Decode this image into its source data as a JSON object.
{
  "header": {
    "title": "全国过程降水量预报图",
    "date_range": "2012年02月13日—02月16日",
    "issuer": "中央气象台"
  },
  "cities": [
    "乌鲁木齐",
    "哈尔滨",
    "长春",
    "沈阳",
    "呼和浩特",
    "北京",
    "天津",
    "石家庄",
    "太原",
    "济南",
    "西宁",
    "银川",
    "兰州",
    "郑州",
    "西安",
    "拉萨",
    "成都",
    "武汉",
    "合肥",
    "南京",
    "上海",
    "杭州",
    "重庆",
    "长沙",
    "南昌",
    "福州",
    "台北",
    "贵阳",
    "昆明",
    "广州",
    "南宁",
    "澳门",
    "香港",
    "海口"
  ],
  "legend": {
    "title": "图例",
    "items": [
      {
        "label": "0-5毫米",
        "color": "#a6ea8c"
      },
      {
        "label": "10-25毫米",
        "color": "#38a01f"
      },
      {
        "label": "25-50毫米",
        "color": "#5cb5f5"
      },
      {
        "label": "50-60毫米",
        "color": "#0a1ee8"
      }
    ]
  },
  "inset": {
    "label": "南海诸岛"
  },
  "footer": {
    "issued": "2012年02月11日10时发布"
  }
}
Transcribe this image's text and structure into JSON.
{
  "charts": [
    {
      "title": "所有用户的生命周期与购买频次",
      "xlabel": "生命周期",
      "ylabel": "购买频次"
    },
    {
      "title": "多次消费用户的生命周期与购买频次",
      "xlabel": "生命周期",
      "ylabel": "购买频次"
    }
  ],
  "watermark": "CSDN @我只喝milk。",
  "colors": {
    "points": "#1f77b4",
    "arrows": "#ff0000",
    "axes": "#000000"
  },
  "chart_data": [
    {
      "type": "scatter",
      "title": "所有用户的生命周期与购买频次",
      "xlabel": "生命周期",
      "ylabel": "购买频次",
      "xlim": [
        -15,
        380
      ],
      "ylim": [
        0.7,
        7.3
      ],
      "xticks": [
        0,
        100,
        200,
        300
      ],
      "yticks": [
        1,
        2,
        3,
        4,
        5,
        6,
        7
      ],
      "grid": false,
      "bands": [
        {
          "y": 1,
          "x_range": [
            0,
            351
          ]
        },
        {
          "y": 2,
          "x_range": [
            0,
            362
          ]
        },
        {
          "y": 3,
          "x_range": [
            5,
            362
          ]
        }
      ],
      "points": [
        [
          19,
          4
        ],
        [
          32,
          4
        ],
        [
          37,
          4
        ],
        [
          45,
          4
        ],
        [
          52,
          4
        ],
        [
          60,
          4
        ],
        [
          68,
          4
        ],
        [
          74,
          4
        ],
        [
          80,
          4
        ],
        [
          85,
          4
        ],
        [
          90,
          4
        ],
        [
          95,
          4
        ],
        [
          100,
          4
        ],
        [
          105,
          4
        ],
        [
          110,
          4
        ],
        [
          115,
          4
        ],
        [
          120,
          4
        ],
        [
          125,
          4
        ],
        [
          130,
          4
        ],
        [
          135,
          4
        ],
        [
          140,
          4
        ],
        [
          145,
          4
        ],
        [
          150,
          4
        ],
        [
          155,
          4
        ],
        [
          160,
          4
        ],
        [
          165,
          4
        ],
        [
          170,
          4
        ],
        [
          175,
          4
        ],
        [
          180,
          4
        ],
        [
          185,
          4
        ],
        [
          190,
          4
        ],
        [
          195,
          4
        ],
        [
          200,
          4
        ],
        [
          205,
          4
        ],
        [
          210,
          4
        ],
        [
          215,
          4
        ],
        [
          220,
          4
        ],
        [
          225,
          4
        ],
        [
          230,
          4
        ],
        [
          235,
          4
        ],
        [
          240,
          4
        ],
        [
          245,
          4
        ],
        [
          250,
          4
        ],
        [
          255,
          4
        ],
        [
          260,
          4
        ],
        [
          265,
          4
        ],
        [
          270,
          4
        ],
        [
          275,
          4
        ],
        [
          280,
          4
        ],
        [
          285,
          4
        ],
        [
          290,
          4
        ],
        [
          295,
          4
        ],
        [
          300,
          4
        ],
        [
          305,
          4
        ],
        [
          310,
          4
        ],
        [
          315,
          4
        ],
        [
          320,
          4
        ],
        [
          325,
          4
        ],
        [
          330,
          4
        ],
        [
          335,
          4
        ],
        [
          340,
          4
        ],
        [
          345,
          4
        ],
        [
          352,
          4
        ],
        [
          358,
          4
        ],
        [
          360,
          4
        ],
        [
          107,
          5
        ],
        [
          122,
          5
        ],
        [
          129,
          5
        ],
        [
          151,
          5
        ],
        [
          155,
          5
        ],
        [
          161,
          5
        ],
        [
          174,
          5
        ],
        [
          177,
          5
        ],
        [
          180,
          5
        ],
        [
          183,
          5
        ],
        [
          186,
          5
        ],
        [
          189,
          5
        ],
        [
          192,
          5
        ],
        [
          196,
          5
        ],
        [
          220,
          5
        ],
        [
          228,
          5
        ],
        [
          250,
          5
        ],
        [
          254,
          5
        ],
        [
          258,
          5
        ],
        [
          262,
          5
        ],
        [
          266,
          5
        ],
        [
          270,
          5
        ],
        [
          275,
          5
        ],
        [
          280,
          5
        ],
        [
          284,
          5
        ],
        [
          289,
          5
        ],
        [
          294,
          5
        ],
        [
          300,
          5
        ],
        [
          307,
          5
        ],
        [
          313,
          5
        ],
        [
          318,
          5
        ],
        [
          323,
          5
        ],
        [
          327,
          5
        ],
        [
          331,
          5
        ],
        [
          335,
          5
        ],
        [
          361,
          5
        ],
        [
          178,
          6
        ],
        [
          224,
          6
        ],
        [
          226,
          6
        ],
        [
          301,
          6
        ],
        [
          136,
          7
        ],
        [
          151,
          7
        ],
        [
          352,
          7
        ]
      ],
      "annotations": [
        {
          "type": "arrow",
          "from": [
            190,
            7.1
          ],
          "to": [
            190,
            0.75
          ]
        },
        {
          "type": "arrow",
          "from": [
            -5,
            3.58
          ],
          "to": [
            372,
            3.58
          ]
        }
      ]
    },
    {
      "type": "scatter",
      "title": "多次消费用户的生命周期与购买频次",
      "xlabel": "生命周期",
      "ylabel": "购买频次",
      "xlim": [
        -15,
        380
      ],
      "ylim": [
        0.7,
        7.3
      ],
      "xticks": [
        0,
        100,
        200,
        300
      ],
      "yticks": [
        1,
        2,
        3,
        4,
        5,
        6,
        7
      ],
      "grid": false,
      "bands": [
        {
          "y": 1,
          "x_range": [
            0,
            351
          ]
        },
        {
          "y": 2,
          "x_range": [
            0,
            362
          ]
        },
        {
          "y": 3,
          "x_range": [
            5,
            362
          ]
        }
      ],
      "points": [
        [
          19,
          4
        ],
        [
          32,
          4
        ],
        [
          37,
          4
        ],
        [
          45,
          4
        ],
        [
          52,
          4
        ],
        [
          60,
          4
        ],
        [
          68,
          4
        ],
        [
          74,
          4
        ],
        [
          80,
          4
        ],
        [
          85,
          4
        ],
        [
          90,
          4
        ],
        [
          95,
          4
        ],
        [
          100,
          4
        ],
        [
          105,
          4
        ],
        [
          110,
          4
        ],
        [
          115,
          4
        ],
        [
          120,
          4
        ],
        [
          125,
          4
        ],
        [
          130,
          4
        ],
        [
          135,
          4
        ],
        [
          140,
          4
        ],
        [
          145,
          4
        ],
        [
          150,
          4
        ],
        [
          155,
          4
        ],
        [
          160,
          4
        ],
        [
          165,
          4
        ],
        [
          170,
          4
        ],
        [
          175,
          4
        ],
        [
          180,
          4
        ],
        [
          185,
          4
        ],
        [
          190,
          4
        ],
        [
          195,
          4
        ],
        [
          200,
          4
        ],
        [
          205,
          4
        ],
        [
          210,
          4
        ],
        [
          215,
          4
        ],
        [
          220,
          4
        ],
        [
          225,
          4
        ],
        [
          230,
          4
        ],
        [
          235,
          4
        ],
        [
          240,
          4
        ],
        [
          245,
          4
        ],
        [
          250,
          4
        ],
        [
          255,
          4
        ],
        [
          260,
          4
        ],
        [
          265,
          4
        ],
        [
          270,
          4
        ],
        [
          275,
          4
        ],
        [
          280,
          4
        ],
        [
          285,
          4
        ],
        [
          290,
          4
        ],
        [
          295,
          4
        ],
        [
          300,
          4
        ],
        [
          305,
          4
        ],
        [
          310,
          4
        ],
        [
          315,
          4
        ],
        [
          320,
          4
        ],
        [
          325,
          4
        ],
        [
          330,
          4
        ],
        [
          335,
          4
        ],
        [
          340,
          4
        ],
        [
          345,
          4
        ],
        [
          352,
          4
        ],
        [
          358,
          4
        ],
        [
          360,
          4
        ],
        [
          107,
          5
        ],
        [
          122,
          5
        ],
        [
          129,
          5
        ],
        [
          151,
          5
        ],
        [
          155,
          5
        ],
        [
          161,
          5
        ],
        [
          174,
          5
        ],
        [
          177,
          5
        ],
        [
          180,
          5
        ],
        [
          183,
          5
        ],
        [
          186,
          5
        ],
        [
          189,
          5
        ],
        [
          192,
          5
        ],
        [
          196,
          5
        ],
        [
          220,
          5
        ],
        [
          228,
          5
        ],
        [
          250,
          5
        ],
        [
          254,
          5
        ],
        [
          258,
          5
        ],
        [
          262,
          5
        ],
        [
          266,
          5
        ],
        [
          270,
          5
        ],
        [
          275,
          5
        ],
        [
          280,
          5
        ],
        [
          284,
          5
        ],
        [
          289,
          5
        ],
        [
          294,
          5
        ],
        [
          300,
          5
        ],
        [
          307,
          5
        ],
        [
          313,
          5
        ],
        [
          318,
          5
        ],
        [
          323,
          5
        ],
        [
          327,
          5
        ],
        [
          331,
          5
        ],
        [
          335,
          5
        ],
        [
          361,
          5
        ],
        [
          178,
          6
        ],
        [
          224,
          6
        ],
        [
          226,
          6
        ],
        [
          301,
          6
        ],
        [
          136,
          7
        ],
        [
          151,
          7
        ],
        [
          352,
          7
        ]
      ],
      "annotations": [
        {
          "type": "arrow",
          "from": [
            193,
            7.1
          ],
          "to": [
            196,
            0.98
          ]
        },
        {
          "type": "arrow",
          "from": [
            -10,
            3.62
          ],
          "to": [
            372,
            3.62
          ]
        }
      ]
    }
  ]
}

• **Task to carry out**:
In the records above, find each line with the word "this" and copy it.

• **Solution to the exercise**:
Decode this image into its source data as a JSON object.
Transcribe this image's text and structure into JSON.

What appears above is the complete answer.